Every entry that follows is to be duplicated exactly.

[Recorded data]
Segment Open

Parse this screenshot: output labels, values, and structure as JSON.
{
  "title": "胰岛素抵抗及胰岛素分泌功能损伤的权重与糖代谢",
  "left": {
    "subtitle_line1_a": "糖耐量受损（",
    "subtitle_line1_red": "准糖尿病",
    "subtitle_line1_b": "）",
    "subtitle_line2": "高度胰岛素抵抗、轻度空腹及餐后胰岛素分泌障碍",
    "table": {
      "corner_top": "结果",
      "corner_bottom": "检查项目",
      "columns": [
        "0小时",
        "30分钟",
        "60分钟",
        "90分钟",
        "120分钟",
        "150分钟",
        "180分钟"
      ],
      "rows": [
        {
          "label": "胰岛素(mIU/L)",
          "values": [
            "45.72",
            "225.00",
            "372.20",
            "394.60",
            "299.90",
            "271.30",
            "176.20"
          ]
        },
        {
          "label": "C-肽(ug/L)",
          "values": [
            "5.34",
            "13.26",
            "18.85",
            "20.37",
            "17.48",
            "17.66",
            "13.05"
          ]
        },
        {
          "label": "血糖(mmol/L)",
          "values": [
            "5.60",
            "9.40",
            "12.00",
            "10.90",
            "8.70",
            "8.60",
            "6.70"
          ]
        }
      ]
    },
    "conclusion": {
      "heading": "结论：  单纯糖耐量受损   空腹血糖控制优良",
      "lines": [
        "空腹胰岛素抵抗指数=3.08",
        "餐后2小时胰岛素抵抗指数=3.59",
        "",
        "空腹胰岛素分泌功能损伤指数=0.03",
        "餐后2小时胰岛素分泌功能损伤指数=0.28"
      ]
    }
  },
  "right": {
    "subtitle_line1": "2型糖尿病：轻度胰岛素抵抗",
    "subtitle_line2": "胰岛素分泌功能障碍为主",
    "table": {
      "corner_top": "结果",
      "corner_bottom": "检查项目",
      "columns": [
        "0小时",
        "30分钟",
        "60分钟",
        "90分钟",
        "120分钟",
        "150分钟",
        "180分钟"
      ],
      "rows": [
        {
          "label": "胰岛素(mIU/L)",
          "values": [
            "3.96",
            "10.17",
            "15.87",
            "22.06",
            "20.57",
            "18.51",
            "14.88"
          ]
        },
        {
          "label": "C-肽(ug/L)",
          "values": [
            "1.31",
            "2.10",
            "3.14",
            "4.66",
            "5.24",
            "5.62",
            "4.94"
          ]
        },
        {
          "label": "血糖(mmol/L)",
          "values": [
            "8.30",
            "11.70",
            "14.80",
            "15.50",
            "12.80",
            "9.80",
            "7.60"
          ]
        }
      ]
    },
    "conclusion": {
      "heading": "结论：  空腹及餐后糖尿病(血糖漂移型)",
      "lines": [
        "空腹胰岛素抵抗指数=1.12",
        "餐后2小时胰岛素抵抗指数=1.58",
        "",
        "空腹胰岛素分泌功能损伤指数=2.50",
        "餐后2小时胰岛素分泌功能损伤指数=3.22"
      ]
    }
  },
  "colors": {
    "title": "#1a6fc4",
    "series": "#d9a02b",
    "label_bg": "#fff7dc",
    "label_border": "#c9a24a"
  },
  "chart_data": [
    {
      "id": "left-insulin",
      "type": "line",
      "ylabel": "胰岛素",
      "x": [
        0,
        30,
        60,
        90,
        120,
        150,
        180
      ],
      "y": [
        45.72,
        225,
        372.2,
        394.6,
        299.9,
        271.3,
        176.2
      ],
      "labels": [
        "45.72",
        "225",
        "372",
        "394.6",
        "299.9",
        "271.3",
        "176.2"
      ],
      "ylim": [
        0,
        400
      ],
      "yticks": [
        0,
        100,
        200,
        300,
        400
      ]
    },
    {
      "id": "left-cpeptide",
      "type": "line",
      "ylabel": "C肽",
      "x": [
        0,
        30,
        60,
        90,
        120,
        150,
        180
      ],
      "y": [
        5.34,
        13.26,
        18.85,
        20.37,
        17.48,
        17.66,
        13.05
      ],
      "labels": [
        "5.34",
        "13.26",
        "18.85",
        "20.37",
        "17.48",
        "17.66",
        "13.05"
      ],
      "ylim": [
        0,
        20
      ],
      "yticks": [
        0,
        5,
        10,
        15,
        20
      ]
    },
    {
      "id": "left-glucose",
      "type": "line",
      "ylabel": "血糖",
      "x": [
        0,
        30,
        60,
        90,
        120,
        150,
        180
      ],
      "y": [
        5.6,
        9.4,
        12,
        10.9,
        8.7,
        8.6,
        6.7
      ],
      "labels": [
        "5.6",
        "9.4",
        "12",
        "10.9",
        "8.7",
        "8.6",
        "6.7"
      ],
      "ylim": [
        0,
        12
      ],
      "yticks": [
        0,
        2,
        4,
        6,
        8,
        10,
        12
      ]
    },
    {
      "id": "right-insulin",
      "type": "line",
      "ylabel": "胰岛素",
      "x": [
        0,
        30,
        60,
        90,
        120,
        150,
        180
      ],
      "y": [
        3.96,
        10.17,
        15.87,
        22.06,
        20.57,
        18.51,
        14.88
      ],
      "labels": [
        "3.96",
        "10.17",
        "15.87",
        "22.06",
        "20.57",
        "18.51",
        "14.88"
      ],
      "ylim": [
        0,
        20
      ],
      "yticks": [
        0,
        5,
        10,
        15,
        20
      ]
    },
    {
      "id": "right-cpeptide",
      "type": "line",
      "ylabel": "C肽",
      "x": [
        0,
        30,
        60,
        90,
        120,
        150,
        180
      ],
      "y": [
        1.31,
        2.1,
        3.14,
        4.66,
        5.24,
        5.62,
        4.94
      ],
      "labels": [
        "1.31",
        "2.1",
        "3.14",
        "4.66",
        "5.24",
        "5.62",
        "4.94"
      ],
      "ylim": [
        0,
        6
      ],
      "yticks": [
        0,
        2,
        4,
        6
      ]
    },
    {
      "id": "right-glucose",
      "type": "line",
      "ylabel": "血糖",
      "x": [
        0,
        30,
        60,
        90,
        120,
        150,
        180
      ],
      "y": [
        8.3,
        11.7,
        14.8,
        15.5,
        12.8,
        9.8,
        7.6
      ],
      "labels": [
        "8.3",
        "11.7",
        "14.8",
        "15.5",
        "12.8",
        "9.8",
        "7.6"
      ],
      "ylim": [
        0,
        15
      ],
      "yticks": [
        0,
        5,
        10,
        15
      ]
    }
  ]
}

Segment Closed

__ANSWER BOX__.
Parse this screenshot: output labels, values, and structure as JSON.
{
  "title": "胰岛素抵抗及胰岛素分泌功能损伤的权重与糖代谢",
  "left": {
    "subtitle_line1_a": "糖耐量受损（",
    "subtitle_line1_red": "准糖尿病",
    "subtitle_line1_b": "）",
    "subtitle_line2": "高度胰岛素抵抗、轻度空腹及餐后胰岛素分泌障碍",
    "table": {
      "corner_top": "结果",
      "corner_bottom": "检查项目",
      "columns": [
        "0小时",
        "30分钟",
        "60分钟",
        "90分钟",
        "120分钟",
        "150分钟",
        "180分钟"
      ],
      "rows": [
        {
          "label": "胰岛素(mIU/L)",
          "values": [
            "45.72",
            "225.00",
            "372.20",
            "394.60",
            "299.90",
            "271.30",
            "176.20"
          ]
        },
        {
          "label": "C-肽(ug/L)",
          "values": [
            "5.34",
            "13.26",
            "18.85",
            "20.37",
            "17.48",
            "17.66",
            "13.05"
          ]
        },
        {
          "label": "血糖(mmol/L)",
          "values": [
            "5.60",
            "9.40",
            "12.00",
            "10.90",
            "8.70",
            "8.60",
            "6.70"
          ]
        }
      ]
    },
    "conclusion": {
      "heading": "结论：  单纯糖耐量受损   空腹血糖控制优良",
      "lines": [
        "空腹胰岛素抵抗指数=3.08",
        "餐后2小时胰岛素抵抗指数=3.59",
        "",
        "空腹胰岛素分泌功能损伤指数=0.03",
        "餐后2小时胰岛素分泌功能损伤指数=0.28"
      ]
    }
  },
  "right": {
    "subtitle_line1": "2型糖尿病：轻度胰岛素抵抗",
    "subtitle_line2": "胰岛素分泌功能障碍为主",
    "table": {
      "corner_top": "结果",
      "corner_bottom": "检查项目",
      "columns": [
        "0小时",
        "30分钟",
        "60分钟",
        "90分钟",
        "120分钟",
        "150分钟",
        "180分钟"
      ],
      "rows": [
        {
          "label": "胰岛素(mIU/L)",
          "values": [
            "3.96",
            "10.17",
            "15.87",
            "22.06",
            "20.57",
            "18.51",
            "14.88"
          ]
        },
        {
          "label": "C-肽(ug/L)",
          "values": [
            "1.31",
            "2.10",
            "3.14",
            "4.66",
            "5.24",
            "5.62",
            "4.94"
          ]
        },
        {
          "label": "血糖(mmol/L)",
          "values": [
            "8.30",
            "11.70",
            "14.80",
            "15.50",
            "12.80",
            "9.80",
            "7.60"
          ]
        }
      ]
    },
    "conclusion": {
      "heading": "结论：  空腹及餐后糖尿病(血糖漂移型)",
      "lines": [
        "空腹胰岛素抵抗指数=1.12",
        "餐后2小时胰岛素抵抗指数=1.58",
        "",
        "空腹胰岛素分泌功能损伤指数=2.50",
        "餐后2小时胰岛素分泌功能损伤指数=3.22"
      ]
    }
  },
  "colors": {
    "title": "#1a6fc4",
    "series": "#d9a02b",
    "label_bg": "#fff7dc",
    "label_border": "#c9a24a"
  },
  "chart_data": [
    {
      "id": "left-insulin",
      "type": "line",
      "ylabel": "胰岛素",
      "x": [
        0,
        30,
        60,
        90,
        120,
        150,
        180
      ],
      "y": [
        45.72,
        225,
        372.2,
        394.6,
        299.9,
        271.3,
        176.2
      ],
      "labels": [
        "45.72",
        "225",
        "372",
        "394.6",
        "299.9",
        "271.3",
        "176.2"
      ],
      "ylim": [
        0,
        400
      ],
      "yticks": [
        0,
        100,
        200,
        300,
        400
      ]
    },
    {
      "id": "left-cpeptide",
      "type": "line",
      "ylabel": "C肽",
      "x": [
        0,
        30,
        60,
        90,
        120,
        150,
        180
      ],
      "y": [
        5.34,
        13.26,
        18.85,
        20.37,
        17.48,
        17.66,
        13.05
      ],
      "labels": [
        "5.34",
        "13.26",
        "18.85",
        "20.37",
        "17.48",
        "17.66",
        "13.05"
      ],
      "ylim": [
        0,
        20
      ],
      "yticks": [
        0,
        5,
        10,
        15,
        20
      ]
    },
    {
      "id": "left-glucose",
      "type": "line",
      "ylabel": "血糖",
      "x": [
        0,
        30,
        60,
        90,
        120,
        150,
        180
      ],
      "y": [
        5.6,
        9.4,
        12,
        10.9,
        8.7,
        8.6,
        6.7
      ],
      "labels": [
        "5.6",
        "9.4",
        "12",
        "10.9",
        "8.7",
        "8.6",
        "6.7"
      ],
      "ylim": [
        0,
        12
      ],
      "yticks": [
        0,
        2,
        4,
        6,
        8,
        10,
        12
      ]
    },
    {
      "id": "right-insulin",
      "type": "line",
      "ylabel": "胰岛素",
      "x": [
        0,
        30,
        60,
        90,
        120,
        150,
        180
      ],
      "y": [
        3.96,
        10.17,
        15.87,
        22.06,
        20.57,
        18.51,
        14.88
      ],
      "labels": [
        "3.96",
        "10.17",
        "15.87",
        "22.06",
        "20.57",
        "18.51",
        "14.88"
      ],
      "ylim": [
        0,
        20
      ],
      "yticks": [
        0,
        5,
        10,
        15,
        20
      ]
    },
    {
      "id": "right-cpeptide",
      "type": "line",
      "ylabel": "C肽",
      "x": [
        0,
        30,
        60,
        90,
        120,
        150,
        180
      ],
      "y": [
        1.31,
        2.1,
        3.14,
        4.66,
        5.24,
        5.62,
        4.94
      ],
      "labels": [
        "1.31",
        "2.1",
        "3.14",
        "4.66",
        "5.24",
        "5.62",
        "4.94"
      ],
      "ylim": [
        0,
        6
      ],
      "yticks": [
        0,
        2,
        4,
        6
      ]
    },
    {
      "id": "right-glucose",
      "type": "line",
      "ylabel": "血糖",
      "x": [
        0,
        30,
        60,
        90,
        120,
        150,
        180
      ],
      "y": [
        8.3,
        11.7,
        14.8,
        15.5,
        12.8,
        9.8,
        7.6
      ],
      "labels": [
        "8.3",
        "11.7",
        "14.8",
        "15.5",
        "12.8",
        "9.8",
        "7.6"
      ],
      "ylim": [
        0,
        15
      ],
      "yticks": [
        0,
        5,
        10,
        15
      ]
    }
  ]
}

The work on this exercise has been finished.